◆ **TASK OBJECTIVE**
Where the string "female" appears in a line of the data, show that line.

◆ **RECORDS SUPPLIED**
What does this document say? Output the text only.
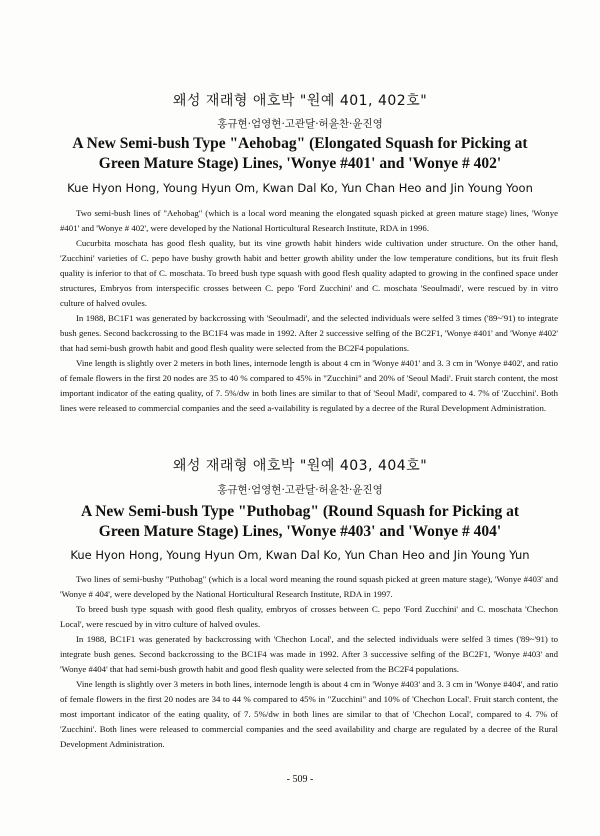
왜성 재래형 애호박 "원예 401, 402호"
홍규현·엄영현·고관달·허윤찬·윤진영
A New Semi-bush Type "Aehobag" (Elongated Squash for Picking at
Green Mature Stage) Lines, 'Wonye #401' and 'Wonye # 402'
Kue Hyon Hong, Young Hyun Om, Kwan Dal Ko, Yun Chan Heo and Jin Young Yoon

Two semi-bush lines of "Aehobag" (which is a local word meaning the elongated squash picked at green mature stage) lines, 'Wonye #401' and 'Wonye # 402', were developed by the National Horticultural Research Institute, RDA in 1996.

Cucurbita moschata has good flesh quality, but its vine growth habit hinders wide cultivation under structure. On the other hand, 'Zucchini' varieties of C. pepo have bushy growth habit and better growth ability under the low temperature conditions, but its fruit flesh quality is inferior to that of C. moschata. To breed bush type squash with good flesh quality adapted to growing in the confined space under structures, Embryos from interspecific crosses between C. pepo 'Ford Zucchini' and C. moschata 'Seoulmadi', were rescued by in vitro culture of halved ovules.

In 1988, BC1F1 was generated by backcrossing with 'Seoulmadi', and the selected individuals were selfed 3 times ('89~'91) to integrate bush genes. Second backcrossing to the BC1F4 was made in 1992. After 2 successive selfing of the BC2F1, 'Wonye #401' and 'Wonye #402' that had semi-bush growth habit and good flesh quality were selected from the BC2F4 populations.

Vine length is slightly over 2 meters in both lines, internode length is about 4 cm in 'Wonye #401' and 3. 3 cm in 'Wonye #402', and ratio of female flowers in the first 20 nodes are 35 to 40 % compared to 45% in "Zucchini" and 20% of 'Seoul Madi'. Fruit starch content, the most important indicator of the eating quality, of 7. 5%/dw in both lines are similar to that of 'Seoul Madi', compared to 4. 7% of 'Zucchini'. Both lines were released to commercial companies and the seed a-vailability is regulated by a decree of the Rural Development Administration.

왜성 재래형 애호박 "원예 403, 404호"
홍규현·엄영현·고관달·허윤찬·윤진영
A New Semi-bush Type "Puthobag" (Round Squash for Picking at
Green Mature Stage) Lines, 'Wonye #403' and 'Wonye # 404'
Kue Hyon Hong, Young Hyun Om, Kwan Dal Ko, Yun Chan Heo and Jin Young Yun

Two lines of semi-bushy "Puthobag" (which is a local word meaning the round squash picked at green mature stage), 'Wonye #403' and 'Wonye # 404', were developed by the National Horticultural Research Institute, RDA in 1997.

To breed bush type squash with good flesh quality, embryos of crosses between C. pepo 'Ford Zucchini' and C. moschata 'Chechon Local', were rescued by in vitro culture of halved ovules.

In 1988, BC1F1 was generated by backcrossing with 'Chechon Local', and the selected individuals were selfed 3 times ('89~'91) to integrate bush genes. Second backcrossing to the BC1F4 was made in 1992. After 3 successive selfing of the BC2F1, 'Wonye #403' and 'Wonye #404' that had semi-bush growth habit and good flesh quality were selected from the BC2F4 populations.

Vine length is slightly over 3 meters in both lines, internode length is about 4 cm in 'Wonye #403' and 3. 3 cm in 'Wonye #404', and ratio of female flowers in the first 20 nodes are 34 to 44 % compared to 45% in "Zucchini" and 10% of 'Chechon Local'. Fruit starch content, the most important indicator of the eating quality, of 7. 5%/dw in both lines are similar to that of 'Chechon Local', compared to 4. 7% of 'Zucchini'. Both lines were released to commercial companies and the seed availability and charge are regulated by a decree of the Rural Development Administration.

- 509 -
* * *
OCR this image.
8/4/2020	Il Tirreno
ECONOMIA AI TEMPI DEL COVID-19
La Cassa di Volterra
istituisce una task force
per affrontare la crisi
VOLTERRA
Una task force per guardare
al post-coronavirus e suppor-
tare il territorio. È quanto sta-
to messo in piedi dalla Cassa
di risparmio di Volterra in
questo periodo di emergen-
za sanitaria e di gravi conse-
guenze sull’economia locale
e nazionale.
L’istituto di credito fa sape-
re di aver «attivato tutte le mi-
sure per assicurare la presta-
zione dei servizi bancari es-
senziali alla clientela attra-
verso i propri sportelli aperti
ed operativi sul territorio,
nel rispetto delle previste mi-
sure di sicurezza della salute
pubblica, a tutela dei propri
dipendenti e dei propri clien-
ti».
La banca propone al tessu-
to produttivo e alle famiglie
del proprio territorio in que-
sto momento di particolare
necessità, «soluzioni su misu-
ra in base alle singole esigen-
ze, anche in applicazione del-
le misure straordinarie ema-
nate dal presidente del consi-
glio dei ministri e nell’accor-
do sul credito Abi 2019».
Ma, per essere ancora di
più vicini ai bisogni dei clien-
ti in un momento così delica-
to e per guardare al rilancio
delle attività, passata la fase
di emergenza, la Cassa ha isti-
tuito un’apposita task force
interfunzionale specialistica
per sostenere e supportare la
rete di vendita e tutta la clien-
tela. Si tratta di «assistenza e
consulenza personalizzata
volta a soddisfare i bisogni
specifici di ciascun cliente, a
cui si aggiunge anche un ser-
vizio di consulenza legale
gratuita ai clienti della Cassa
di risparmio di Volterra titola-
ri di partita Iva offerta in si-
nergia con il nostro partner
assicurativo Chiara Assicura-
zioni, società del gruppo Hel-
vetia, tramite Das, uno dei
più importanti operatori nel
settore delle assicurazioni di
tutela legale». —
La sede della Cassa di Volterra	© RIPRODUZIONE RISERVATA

◆ **YOUR RESPONSE**
Vine length is slightly over 2 meters in both lines, internode length is about 4 cm in 'Wonye #401' and 3. 3 cm in 'Wonye #402', and ratio of female flowers in the first 20 nodes are 35 to 40 % compared to 45% in "Zucchini" and 20% of 'Seoul Madi'. Fruit starch content, the most important indicator of the eating quality, of 7. 5%/dw in both lines are similar to that of 'Seoul Madi', compared to 4. 7% of 'Zucchini'. Both lines were released to commercial companies and the seed a-vailability is regulated by a decree of the Rural Development Administration.
Vine length is slightly over 3 meters in both lines, internode length is about 4 cm in 'Wonye #403' and 3. 3 cm in 'Wonye #404', and ratio of female flowers in the first 20 nodes are 34 to 44 % compared to 45% in "Zucchini" and 10% of 'Chechon Local'. Fruit starch content, the most important indicator of the eating quality, of 7. 5%/dw in both lines are similar to that of 'Chechon Local', compared to 4. 7% of 'Zucchini'. Both lines were released to commercial companies and the seed availability and charge are regulated by a decree of the Rural Development Administration.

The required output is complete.